# What you should do
Copy out every line of the entries below word for word, omitting the pictures.

# Layout coordinates
■ ■ ■ ■ ■ ■ ■
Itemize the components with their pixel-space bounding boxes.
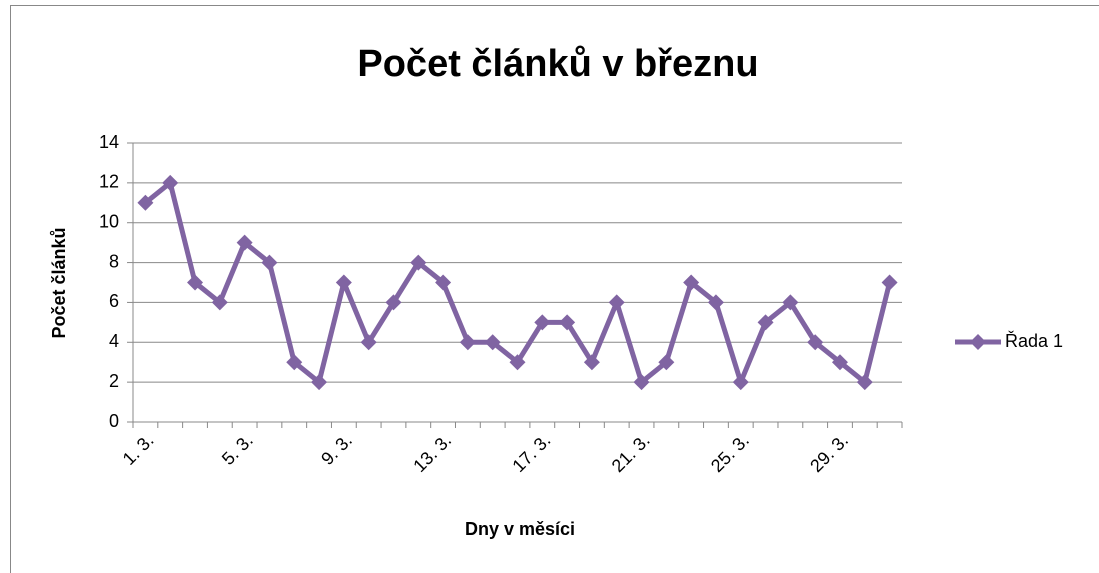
point-marker bbox=[633, 374, 650, 391]
point-marker bbox=[881, 274, 898, 291]
point-marker bbox=[831, 354, 848, 371]
point-marker bbox=[162, 174, 179, 191]
y-tick-label: 4 bbox=[109, 331, 119, 351]
y-tick-label: 14 bbox=[99, 132, 119, 152]
y-tick-label: 12 bbox=[99, 172, 119, 192]
point-marker bbox=[484, 334, 501, 351]
point-marker bbox=[236, 234, 253, 251]
y-tick-label: 8 bbox=[109, 251, 119, 271]
point-marker bbox=[311, 374, 328, 391]
point-marker bbox=[410, 254, 427, 271]
point-marker bbox=[782, 294, 799, 311]
x-axis-title: Dny v měsíci bbox=[465, 519, 575, 539]
y-tick-label: 0 bbox=[109, 411, 119, 431]
chart-frame bbox=[10, 5, 1099, 573]
y-axis-title: Počet článků bbox=[49, 227, 69, 338]
legend-label: Řada 1 bbox=[1005, 331, 1063, 351]
y-tick-label: 2 bbox=[109, 371, 119, 391]
y-tick-label: 10 bbox=[99, 211, 119, 231]
point-marker bbox=[534, 314, 551, 331]
point-marker bbox=[509, 354, 526, 371]
point-marker bbox=[360, 334, 377, 351]
point-marker bbox=[757, 314, 774, 331]
point-marker bbox=[807, 334, 824, 351]
y-tick-label: 6 bbox=[109, 291, 119, 311]
point-marker bbox=[187, 274, 204, 291]
point-marker bbox=[435, 274, 452, 291]
point-marker bbox=[583, 354, 600, 371]
point-marker bbox=[261, 254, 278, 271]
point-marker bbox=[608, 294, 625, 311]
point-marker bbox=[856, 374, 873, 391]
point-marker bbox=[707, 294, 724, 311]
point-marker bbox=[683, 274, 700, 291]
point-marker bbox=[459, 334, 476, 351]
point-marker bbox=[559, 314, 576, 331]
point-marker bbox=[211, 294, 228, 311]
point-marker bbox=[658, 354, 675, 371]
chart-title: Počet článků v březnu bbox=[357, 43, 758, 85]
point-marker bbox=[385, 294, 402, 311]
point-marker bbox=[335, 274, 352, 291]
point-marker bbox=[732, 374, 749, 391]
legend-marker bbox=[970, 334, 986, 350]
point-marker bbox=[137, 194, 154, 211]
point-marker bbox=[286, 354, 303, 371]
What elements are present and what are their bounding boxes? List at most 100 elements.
■ ■ ■ ■ ■ ■ ■
# Result
Itemize the components with their pixel-space bounding boxes.
point-marker bbox=[633, 374, 650, 391]
point-marker bbox=[881, 274, 898, 291]
point-marker bbox=[831, 354, 848, 371]
point-marker bbox=[162, 174, 179, 191]
y-tick-label: 4 bbox=[109, 331, 119, 351]
y-tick-label: 14 bbox=[99, 132, 119, 152]
y-tick-label: 12 bbox=[99, 172, 119, 192]
point-marker bbox=[484, 334, 501, 351]
point-marker bbox=[236, 234, 253, 251]
y-tick-label: 8 bbox=[109, 251, 119, 271]
point-marker bbox=[311, 374, 328, 391]
point-marker bbox=[410, 254, 427, 271]
point-marker bbox=[782, 294, 799, 311]
x-axis-title: Dny v měsíci bbox=[465, 519, 575, 539]
y-tick-label: 0 bbox=[109, 411, 119, 431]
chart-frame bbox=[10, 5, 1099, 573]
y-axis-title: Počet článků bbox=[49, 227, 69, 338]
legend-label: Řada 1 bbox=[1005, 331, 1063, 351]
y-tick-label: 2 bbox=[109, 371, 119, 391]
y-tick-label: 10 bbox=[99, 211, 119, 231]
point-marker bbox=[534, 314, 551, 331]
point-marker bbox=[509, 354, 526, 371]
point-marker bbox=[360, 334, 377, 351]
point-marker bbox=[757, 314, 774, 331]
point-marker bbox=[807, 334, 824, 351]
y-tick-label: 6 bbox=[109, 291, 119, 311]
point-marker bbox=[187, 274, 204, 291]
point-marker bbox=[435, 274, 452, 291]
point-marker bbox=[583, 354, 600, 371]
point-marker bbox=[261, 254, 278, 271]
point-marker bbox=[608, 294, 625, 311]
point-marker bbox=[856, 374, 873, 391]
point-marker bbox=[707, 294, 724, 311]
point-marker bbox=[683, 274, 700, 291]
point-marker bbox=[459, 334, 476, 351]
point-marker bbox=[559, 314, 576, 331]
point-marker bbox=[211, 294, 228, 311]
point-marker bbox=[658, 354, 675, 371]
chart-title: Počet článků v březnu bbox=[357, 43, 758, 85]
point-marker bbox=[385, 294, 402, 311]
point-marker bbox=[335, 274, 352, 291]
point-marker bbox=[732, 374, 749, 391]
legend-marker bbox=[970, 334, 986, 350]
point-marker bbox=[137, 194, 154, 211]
point-marker bbox=[286, 354, 303, 371]
What elements are present and what are their bounding boxes? List at most 100 elements.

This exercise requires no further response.